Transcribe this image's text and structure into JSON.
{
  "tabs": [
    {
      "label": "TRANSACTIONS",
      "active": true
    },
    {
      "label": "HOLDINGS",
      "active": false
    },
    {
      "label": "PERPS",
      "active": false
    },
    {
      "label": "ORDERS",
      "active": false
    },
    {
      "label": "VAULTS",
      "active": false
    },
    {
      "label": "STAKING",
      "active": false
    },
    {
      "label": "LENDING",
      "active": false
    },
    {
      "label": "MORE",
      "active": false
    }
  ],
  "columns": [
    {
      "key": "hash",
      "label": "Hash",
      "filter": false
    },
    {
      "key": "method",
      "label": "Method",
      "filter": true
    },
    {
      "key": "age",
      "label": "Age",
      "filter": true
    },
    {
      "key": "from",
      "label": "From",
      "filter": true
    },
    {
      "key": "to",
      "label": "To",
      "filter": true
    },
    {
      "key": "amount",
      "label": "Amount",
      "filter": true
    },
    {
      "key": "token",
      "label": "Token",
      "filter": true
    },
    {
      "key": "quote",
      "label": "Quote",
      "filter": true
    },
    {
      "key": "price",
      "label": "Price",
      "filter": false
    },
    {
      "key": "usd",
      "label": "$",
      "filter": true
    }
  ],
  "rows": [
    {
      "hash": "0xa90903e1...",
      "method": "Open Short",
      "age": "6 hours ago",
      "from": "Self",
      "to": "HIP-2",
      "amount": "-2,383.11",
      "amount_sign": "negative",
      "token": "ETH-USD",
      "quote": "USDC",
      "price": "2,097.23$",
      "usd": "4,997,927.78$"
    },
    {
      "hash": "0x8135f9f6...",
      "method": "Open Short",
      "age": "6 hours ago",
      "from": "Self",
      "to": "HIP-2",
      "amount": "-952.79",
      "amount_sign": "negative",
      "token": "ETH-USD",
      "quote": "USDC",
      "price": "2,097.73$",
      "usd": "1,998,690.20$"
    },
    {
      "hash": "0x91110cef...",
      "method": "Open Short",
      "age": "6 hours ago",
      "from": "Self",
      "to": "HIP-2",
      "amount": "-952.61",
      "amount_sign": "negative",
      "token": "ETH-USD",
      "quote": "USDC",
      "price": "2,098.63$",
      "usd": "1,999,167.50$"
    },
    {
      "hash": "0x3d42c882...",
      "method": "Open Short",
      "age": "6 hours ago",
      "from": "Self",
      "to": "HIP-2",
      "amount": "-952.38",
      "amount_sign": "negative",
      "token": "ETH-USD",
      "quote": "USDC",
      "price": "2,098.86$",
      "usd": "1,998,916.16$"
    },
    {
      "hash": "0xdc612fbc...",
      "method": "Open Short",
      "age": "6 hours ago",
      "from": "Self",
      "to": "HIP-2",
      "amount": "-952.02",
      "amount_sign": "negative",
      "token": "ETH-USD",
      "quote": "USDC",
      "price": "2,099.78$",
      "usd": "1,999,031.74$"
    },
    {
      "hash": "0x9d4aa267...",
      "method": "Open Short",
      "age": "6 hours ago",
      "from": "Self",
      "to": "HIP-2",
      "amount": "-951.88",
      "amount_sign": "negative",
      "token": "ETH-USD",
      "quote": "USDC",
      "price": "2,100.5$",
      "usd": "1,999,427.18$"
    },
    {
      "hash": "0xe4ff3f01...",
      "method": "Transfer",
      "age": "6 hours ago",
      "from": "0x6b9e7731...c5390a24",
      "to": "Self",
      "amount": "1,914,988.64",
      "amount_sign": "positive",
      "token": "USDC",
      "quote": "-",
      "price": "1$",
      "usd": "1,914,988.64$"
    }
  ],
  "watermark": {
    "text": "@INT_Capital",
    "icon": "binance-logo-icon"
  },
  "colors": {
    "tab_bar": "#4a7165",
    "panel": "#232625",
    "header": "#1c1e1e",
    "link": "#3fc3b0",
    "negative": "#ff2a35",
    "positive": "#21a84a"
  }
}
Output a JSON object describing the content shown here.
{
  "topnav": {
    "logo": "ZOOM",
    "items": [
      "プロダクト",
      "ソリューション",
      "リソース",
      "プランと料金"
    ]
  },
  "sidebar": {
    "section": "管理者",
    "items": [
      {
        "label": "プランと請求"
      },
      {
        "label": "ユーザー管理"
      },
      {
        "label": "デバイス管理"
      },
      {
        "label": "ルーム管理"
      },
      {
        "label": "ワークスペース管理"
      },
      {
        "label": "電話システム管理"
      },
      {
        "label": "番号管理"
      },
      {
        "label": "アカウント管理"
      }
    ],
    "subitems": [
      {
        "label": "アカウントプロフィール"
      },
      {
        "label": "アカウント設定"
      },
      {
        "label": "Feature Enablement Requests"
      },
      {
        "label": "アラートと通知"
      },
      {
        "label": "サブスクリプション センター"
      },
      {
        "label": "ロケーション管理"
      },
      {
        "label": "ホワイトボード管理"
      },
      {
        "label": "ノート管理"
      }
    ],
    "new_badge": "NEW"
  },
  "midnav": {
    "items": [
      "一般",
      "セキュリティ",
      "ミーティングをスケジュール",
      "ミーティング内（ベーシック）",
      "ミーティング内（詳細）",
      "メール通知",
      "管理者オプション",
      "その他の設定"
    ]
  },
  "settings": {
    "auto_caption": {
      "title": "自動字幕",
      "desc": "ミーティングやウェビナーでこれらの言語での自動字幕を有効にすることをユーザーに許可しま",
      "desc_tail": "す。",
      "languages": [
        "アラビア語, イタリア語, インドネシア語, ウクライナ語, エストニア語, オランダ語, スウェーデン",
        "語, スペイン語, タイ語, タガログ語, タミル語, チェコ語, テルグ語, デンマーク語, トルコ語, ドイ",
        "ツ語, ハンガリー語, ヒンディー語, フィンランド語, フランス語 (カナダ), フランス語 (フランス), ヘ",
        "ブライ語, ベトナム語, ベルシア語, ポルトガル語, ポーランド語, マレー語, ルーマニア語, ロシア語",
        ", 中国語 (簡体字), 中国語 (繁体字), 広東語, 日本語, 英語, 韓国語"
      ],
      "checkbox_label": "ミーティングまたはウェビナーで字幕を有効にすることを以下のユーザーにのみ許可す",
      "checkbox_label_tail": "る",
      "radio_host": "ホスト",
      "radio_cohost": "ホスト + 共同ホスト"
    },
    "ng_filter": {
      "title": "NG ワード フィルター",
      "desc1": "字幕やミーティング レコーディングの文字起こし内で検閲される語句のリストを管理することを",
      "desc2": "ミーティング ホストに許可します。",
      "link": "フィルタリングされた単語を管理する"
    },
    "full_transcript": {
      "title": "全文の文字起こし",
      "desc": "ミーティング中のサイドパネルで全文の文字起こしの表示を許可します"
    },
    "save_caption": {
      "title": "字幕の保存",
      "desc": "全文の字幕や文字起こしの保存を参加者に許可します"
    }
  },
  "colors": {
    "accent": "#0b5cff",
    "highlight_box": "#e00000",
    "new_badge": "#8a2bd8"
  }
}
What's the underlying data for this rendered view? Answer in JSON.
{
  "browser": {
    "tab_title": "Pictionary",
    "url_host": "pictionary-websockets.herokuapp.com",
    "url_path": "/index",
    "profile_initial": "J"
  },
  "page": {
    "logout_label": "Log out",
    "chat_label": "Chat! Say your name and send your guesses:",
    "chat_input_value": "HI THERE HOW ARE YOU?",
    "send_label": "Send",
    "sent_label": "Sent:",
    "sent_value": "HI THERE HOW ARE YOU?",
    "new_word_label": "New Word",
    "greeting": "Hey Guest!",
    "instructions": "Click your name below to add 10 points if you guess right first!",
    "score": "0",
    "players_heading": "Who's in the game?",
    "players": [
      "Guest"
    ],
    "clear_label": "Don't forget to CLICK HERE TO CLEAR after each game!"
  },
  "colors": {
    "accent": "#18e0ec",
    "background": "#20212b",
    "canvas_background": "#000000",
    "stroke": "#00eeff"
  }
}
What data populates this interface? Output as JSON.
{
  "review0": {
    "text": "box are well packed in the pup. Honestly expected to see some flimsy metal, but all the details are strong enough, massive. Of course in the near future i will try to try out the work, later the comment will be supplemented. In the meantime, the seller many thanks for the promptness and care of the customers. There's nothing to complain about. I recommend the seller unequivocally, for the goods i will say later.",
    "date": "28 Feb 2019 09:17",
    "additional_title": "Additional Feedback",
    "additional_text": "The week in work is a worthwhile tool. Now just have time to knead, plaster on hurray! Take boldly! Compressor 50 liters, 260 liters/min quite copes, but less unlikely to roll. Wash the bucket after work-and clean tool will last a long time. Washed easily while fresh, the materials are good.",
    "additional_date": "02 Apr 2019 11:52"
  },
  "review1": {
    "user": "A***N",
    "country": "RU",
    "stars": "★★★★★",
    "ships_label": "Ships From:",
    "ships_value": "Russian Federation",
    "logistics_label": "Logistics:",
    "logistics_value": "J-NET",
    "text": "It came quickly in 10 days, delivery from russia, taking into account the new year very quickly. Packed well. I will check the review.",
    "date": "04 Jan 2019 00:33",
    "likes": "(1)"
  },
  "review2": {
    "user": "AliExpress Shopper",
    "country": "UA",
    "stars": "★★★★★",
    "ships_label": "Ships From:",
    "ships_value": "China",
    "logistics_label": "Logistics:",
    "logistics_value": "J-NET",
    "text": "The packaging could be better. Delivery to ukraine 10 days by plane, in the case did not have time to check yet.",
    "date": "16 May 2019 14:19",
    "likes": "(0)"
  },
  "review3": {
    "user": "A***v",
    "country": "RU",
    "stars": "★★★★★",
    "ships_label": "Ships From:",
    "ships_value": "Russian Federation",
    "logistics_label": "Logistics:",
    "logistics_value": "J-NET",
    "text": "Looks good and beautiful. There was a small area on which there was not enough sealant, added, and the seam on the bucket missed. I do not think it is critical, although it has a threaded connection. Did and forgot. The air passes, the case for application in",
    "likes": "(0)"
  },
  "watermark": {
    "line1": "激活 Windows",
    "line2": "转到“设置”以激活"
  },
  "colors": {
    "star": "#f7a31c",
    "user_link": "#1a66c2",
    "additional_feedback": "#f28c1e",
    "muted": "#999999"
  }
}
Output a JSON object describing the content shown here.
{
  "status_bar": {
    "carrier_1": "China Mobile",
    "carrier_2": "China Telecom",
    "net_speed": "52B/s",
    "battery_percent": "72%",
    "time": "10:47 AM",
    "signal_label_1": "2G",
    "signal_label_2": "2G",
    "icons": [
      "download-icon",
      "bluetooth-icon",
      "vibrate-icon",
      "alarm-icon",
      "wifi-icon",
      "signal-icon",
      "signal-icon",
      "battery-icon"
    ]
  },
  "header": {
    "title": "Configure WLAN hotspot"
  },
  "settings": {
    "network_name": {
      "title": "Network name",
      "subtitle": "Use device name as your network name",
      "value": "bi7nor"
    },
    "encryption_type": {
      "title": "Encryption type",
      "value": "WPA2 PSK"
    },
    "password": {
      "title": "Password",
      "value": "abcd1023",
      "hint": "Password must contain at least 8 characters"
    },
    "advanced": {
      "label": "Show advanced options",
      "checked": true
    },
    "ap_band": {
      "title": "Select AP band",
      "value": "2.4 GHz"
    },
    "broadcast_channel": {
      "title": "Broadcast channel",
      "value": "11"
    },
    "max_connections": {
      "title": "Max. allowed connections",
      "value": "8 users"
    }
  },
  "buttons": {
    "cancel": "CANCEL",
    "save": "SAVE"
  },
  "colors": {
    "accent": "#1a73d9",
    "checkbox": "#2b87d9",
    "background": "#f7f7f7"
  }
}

THE PROBLEM | Return only those lines of the records that contain the string "bucket".

FINISHED TASK |
    "additional_text": "The week in work is a worthwhile tool. Now just have time to knead, plaster on hurray! Take boldly! Compressor 50 liters, 260 liters/min quite copes, but less unlikely to roll. Wash the bucket after work-and clean tool will last a long time. Washed easily while fresh, the materials are good.",
    "text": "Looks good and beautiful. There was a small area on which there was not enough sealant, added, and the seam on the bucket missed. I do not think it is critical, although it has a threaded connection. Did and forgot. The air passes, the case for application in",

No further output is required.